= Working data =
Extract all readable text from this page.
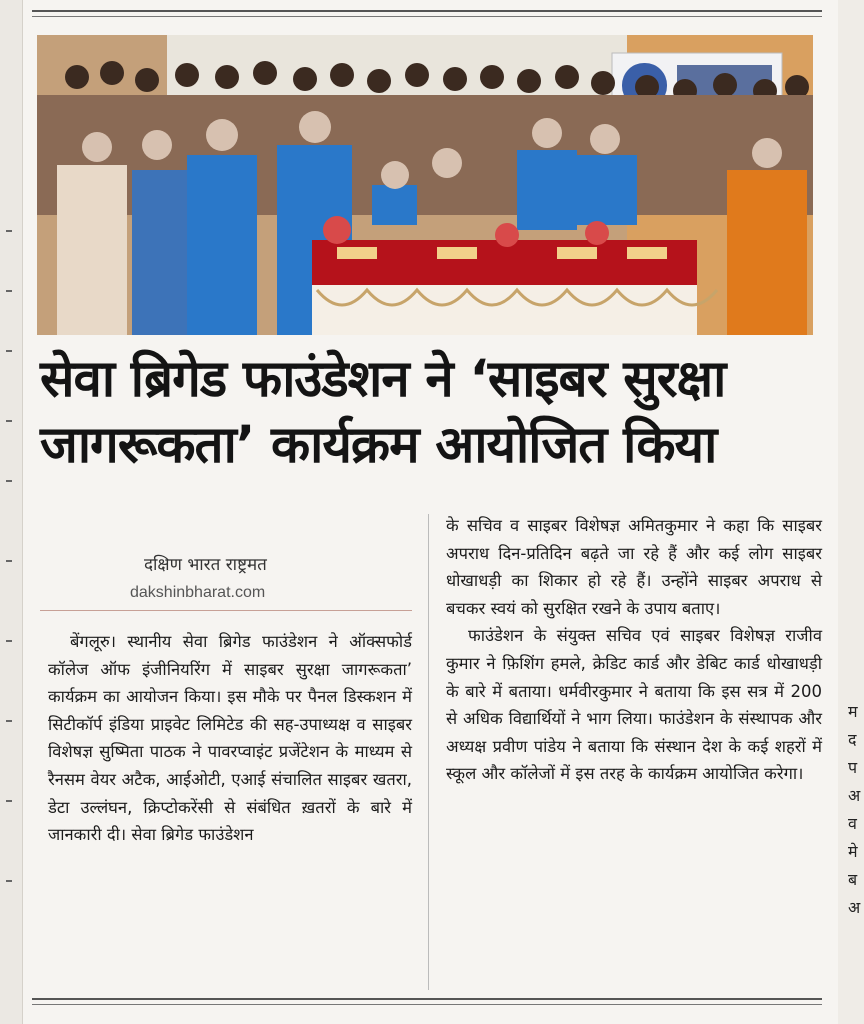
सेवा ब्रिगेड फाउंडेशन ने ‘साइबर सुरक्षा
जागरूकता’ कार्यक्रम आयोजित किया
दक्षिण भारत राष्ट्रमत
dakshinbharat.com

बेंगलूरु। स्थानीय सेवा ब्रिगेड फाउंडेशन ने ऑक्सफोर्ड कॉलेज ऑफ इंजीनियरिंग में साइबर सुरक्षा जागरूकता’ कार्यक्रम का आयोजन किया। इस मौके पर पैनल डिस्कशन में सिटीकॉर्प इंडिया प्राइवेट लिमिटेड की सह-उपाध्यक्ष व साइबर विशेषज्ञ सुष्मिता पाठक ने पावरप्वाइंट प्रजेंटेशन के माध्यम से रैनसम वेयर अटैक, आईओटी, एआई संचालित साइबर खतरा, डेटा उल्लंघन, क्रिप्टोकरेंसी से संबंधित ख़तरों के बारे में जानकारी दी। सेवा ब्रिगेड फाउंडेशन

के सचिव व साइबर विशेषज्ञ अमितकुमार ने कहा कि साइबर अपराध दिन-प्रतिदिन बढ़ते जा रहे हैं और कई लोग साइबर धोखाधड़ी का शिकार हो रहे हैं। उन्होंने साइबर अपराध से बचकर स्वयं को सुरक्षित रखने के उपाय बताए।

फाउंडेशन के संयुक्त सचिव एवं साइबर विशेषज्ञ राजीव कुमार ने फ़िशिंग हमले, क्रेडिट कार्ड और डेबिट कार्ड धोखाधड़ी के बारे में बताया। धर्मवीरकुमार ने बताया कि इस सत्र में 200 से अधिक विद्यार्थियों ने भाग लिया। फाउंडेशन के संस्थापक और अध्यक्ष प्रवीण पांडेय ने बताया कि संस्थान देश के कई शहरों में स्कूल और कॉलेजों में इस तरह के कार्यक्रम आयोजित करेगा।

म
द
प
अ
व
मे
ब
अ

= The exercise =
Pictures don't belong in the copy. Restate all the entries exactly.

= Exercise result =
Extract all readable text from this page.
सेवा ब्रिगेड फाउंडेशन ने ‘साइबर सुरक्षा
जागरूकता’ कार्यक्रम आयोजित किया
दक्षिण भारत राष्ट्रमत
dakshinbharat.com

बेंगलूरु। स्थानीय सेवा ब्रिगेड फाउंडेशन ने ऑक्सफोर्ड कॉलेज ऑफ इंजीनियरिंग में साइबर सुरक्षा जागरूकता’ कार्यक्रम का आयोजन किया। इस मौके पर पैनल डिस्कशन में सिटीकॉर्प इंडिया प्राइवेट लिमिटेड की सह-उपाध्यक्ष व साइबर विशेषज्ञ सुष्मिता पाठक ने पावरप्वाइंट प्रजेंटेशन के माध्यम से रैनसम वेयर अटैक, आईओटी, एआई संचालित साइबर खतरा, डेटा उल्लंघन, क्रिप्टोकरेंसी से संबंधित ख़तरों के बारे में जानकारी दी। सेवा ब्रिगेड फाउंडेशन

के सचिव व साइबर विशेषज्ञ अमितकुमार ने कहा कि साइबर अपराध दिन-प्रतिदिन बढ़ते जा रहे हैं और कई लोग साइबर धोखाधड़ी का शिकार हो रहे हैं। उन्होंने साइबर अपराध से बचकर स्वयं को सुरक्षित रखने के उपाय बताए।

फाउंडेशन के संयुक्त सचिव एवं साइबर विशेषज्ञ राजीव कुमार ने फ़िशिंग हमले, क्रेडिट कार्ड और डेबिट कार्ड धोखाधड़ी के बारे में बताया। धर्मवीरकुमार ने बताया कि इस सत्र में 200 से अधिक विद्यार्थियों ने भाग लिया। फाउंडेशन के संस्थापक और अध्यक्ष प्रवीण पांडेय ने बताया कि संस्थान देश के कई शहरों में स्कूल और कॉलेजों में इस तरह के कार्यक्रम आयोजित करेगा।

म
द
प
अ
व
मे
ब
अ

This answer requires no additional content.